> WHAT IS EXPECTED: Please rewrite the listing starting with the line with "felt-base: [115, 494, 238, 526]" and going on through the line with "board-grid: [97, 514, 800, 668]", swapping "piece-contact-shadow" for "contact-shadow" and leaving all else unchanged.

┏━━

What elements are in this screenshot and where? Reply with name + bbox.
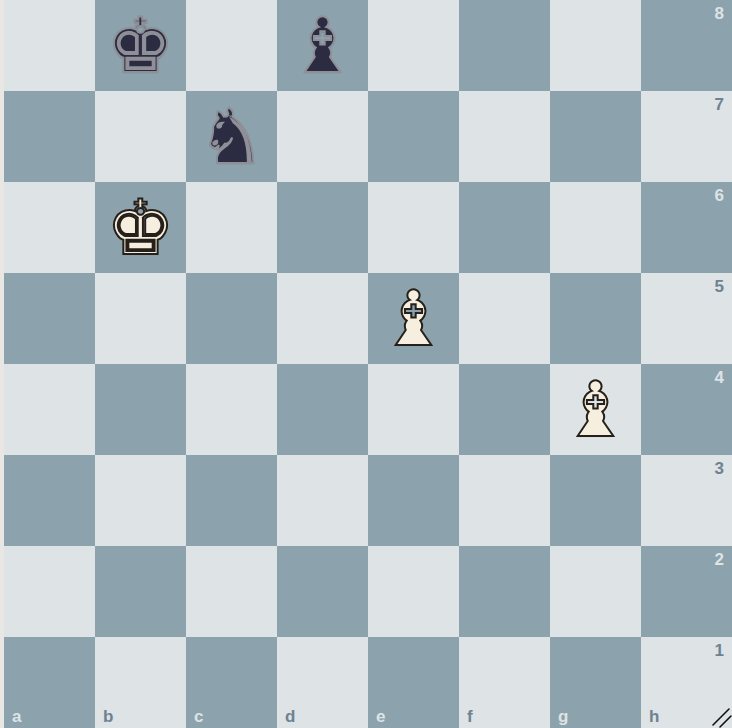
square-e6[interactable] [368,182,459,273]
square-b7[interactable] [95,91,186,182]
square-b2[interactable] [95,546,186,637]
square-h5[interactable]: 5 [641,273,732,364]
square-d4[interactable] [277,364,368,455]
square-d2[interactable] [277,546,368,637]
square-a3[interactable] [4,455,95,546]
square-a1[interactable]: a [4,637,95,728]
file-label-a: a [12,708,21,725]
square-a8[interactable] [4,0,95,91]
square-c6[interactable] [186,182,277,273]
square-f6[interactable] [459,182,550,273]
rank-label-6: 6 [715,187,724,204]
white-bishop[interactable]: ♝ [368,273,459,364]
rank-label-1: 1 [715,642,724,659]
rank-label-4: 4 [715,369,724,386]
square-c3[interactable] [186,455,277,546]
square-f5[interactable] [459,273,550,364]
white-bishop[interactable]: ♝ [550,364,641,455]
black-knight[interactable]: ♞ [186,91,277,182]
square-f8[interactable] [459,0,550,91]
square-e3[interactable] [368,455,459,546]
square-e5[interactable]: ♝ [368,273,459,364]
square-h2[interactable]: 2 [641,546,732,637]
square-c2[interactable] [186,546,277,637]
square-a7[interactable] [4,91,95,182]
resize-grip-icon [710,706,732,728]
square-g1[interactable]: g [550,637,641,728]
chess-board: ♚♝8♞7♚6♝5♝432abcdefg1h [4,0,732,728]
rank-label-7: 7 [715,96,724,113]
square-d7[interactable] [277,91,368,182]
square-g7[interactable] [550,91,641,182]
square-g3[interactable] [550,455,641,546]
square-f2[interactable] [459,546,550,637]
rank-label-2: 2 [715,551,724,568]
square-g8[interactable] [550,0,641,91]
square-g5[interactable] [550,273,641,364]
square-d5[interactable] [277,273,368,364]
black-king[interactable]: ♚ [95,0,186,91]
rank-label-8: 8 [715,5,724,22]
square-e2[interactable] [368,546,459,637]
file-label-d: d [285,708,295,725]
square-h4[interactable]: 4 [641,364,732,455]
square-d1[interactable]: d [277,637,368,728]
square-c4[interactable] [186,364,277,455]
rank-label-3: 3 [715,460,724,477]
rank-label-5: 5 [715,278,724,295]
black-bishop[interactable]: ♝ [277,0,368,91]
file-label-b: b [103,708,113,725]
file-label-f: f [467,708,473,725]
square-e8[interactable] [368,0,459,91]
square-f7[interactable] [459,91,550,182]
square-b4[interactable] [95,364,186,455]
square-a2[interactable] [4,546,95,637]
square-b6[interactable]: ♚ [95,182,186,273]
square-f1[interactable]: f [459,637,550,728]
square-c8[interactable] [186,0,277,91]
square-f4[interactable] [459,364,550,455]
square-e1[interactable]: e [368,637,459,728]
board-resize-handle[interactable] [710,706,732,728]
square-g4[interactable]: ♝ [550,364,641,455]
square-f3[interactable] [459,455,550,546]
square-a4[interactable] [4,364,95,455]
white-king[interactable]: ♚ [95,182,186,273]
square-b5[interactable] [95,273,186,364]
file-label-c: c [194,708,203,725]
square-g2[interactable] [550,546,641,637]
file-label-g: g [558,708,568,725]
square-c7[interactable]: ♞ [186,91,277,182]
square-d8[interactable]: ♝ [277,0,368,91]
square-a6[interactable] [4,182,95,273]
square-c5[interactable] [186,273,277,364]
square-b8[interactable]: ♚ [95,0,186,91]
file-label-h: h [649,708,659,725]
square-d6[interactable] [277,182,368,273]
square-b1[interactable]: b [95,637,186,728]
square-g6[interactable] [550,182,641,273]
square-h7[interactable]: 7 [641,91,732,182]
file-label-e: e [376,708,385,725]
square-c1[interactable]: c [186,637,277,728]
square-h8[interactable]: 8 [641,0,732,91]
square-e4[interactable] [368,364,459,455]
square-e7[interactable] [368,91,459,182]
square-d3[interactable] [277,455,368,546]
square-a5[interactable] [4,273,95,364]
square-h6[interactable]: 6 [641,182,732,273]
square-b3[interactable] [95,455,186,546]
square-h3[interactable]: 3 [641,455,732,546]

┗━━
┏━━

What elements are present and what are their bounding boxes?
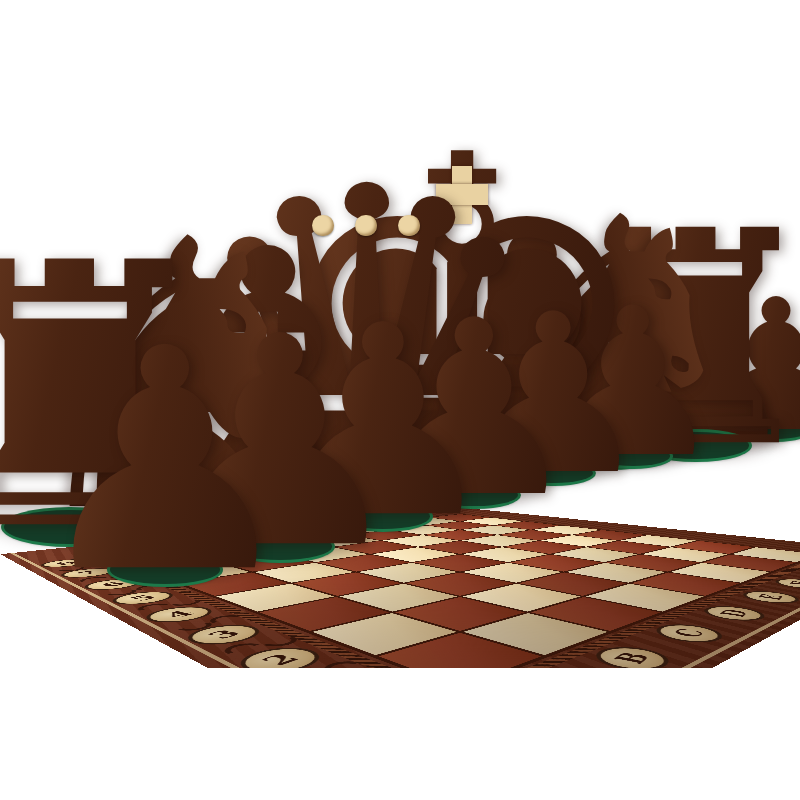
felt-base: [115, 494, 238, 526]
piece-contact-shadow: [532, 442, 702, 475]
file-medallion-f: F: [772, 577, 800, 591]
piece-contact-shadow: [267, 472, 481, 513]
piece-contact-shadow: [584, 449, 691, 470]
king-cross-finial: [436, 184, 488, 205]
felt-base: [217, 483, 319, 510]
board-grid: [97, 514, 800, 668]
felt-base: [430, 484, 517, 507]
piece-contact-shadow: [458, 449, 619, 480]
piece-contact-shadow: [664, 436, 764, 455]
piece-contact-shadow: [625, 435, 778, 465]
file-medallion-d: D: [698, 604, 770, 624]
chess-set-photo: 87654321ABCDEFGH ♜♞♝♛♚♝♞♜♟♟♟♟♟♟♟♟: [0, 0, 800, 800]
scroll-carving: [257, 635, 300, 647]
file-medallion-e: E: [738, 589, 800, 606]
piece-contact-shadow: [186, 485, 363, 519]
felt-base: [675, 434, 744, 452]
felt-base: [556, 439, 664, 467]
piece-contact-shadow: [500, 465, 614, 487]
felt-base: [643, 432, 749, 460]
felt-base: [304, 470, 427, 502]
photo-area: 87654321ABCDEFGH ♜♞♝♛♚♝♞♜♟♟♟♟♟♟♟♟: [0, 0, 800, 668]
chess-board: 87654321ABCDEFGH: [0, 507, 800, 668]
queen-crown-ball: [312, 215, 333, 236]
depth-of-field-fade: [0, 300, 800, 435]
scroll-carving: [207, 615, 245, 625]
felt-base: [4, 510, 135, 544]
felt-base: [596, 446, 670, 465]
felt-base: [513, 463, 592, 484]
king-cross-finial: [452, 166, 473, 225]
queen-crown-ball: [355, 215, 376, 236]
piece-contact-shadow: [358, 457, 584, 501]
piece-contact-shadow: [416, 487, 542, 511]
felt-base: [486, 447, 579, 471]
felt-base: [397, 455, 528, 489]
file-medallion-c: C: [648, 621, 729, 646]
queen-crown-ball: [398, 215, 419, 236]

┗━━

> SOLUTION TO THE PROBLEM:
felt-base: [115, 494, 238, 526]
contact-shadow: [532, 442, 702, 475]
file-medallion-f: F: [772, 577, 800, 591]
contact-shadow: [267, 472, 481, 513]
contact-shadow: [584, 449, 691, 470]
king-cross-finial: [436, 184, 488, 205]
felt-base: [217, 483, 319, 510]
board-grid: [97, 514, 800, 668]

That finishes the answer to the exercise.